## Requirements
Present the following entries again, word for word and in full.

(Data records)
— START —

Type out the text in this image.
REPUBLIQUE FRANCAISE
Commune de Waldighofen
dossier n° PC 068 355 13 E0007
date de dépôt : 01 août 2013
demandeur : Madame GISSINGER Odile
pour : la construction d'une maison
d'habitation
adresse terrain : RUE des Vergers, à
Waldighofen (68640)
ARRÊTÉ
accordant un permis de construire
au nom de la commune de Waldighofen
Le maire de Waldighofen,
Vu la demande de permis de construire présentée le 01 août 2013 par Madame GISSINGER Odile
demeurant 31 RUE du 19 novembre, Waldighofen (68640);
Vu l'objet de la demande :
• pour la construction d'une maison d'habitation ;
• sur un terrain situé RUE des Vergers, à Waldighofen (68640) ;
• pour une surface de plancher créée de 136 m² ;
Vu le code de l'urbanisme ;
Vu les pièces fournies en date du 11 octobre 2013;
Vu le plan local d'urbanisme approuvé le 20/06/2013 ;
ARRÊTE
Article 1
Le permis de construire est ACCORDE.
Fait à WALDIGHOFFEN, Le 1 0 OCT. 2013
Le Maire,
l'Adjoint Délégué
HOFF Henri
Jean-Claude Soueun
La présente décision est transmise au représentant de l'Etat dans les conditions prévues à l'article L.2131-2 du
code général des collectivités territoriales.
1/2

— END —

## Exercise result
Type out the text in this image.
REPUBLIQUE FRANCAISE
Commune de Waldighofen
dossier n° PC 068 355 13 E0007
date de dépôt : 01 août 2013
demandeur : Madame GISSINGER Odile
pour : la construction d'une maison
d'habitation
adresse terrain : RUE des Vergers, à
Waldighofen (68640)
ARRÊTÉ
accordant un permis de construire
au nom de la commune de Waldighofen
Le maire de Waldighofen,
Vu la demande de permis de construire présentée le 01 août 2013 par Madame GISSINGER Odile
demeurant 31 RUE du 19 novembre, Waldighofen (68640);
Vu l'objet de la demande :
• pour la construction d'une maison d'habitation ;
• sur un terrain situé RUE des Vergers, à Waldighofen (68640) ;
• pour une surface de plancher créée de 136 m² ;
Vu le code de l'urbanisme ;
Vu les pièces fournies en date du 11 octobre 2013;
Vu le plan local d'urbanisme approuvé le 20/06/2013 ;
ARRÊTE
Article 1
Le permis de construire est ACCORDE.
Fait à WALDIGHOFFEN, Le 1 0 OCT. 2013
Le Maire,
l'Adjoint Délégué
HOFF Henri
Jean-Claude Soueun
La présente décision est transmise au représentant de l'Etat dans les conditions prévues à l'article L.2131-2 du
code général des collectivités territoriales.
1/2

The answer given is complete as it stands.